• Written task: Check each line of the records below and collect those holding "Which".

Data excerpts:

··········

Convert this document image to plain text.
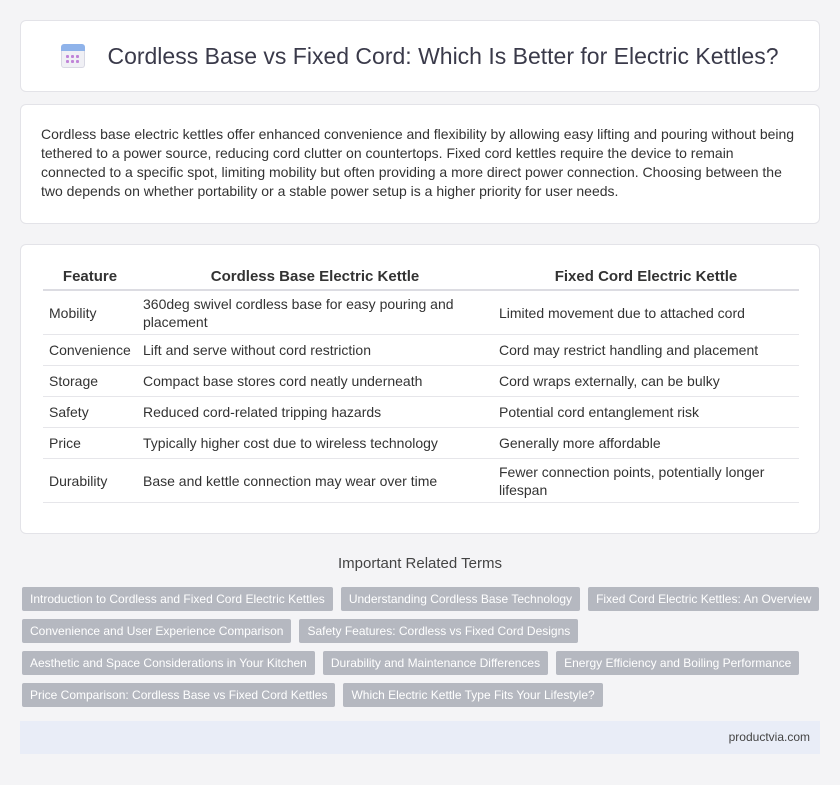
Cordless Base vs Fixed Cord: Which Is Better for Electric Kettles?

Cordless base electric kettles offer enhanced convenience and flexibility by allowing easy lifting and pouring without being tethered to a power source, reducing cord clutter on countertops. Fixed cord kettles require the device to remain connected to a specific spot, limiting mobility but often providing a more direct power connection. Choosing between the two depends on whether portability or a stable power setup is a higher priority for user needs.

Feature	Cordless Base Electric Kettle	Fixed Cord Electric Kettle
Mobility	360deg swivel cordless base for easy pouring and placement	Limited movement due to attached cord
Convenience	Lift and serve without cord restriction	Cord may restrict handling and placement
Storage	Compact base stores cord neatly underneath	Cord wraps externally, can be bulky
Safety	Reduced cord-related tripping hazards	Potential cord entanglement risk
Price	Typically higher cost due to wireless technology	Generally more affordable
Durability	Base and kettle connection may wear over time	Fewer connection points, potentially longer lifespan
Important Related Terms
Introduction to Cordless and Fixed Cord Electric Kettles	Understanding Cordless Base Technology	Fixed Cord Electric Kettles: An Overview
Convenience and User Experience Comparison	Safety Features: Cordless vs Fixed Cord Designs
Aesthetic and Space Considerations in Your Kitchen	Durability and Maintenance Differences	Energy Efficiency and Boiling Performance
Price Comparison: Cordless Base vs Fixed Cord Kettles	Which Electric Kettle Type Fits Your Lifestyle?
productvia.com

··········

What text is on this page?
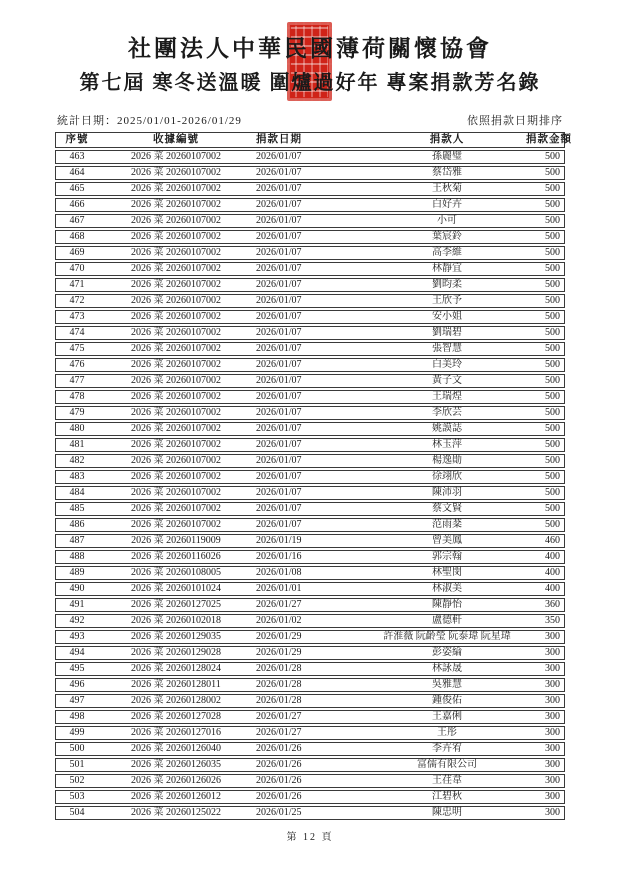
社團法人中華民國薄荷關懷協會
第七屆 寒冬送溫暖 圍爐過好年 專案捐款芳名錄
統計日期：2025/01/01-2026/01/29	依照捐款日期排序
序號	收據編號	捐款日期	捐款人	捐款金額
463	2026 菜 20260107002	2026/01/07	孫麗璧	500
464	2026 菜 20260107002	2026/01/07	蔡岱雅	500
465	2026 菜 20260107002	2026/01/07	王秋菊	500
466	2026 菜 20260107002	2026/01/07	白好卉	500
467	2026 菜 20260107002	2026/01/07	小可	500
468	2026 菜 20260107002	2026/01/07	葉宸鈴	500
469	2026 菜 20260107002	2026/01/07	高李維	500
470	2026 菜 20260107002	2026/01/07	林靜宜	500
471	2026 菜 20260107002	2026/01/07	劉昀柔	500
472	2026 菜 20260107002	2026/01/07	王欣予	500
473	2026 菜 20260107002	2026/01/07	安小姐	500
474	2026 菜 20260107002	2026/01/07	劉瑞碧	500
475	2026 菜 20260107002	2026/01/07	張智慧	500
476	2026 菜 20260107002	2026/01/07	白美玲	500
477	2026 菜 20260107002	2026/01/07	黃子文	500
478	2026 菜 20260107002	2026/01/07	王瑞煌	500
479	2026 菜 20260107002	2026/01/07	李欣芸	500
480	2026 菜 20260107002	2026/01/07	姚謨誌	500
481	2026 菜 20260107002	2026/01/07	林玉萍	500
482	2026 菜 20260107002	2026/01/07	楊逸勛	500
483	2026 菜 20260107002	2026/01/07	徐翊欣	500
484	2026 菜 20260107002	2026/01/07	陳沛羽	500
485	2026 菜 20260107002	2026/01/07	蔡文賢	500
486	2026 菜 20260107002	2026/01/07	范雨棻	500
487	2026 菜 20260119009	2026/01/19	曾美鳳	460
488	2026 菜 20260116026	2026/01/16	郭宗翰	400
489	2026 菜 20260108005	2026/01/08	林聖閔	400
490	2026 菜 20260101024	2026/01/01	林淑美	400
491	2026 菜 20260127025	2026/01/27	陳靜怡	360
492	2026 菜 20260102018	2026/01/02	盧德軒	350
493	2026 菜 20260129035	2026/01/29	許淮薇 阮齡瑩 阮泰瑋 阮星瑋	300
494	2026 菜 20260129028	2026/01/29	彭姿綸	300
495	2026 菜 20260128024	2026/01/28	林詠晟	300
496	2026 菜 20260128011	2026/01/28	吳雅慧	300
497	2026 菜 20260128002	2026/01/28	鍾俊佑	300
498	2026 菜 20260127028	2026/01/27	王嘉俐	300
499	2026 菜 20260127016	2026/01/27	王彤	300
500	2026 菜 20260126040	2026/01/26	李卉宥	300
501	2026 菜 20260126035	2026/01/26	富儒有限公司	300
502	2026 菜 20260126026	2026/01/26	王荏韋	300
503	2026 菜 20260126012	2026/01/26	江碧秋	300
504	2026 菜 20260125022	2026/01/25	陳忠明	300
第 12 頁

··········

• The completed task:
Cordless Base vs Fixed Cord: Which Is Better for Electric Kettles?
Price Comparison: Cordless Base vs Fixed Cord Kettles	Which Electric Kettle Type Fits Your Lifestyle?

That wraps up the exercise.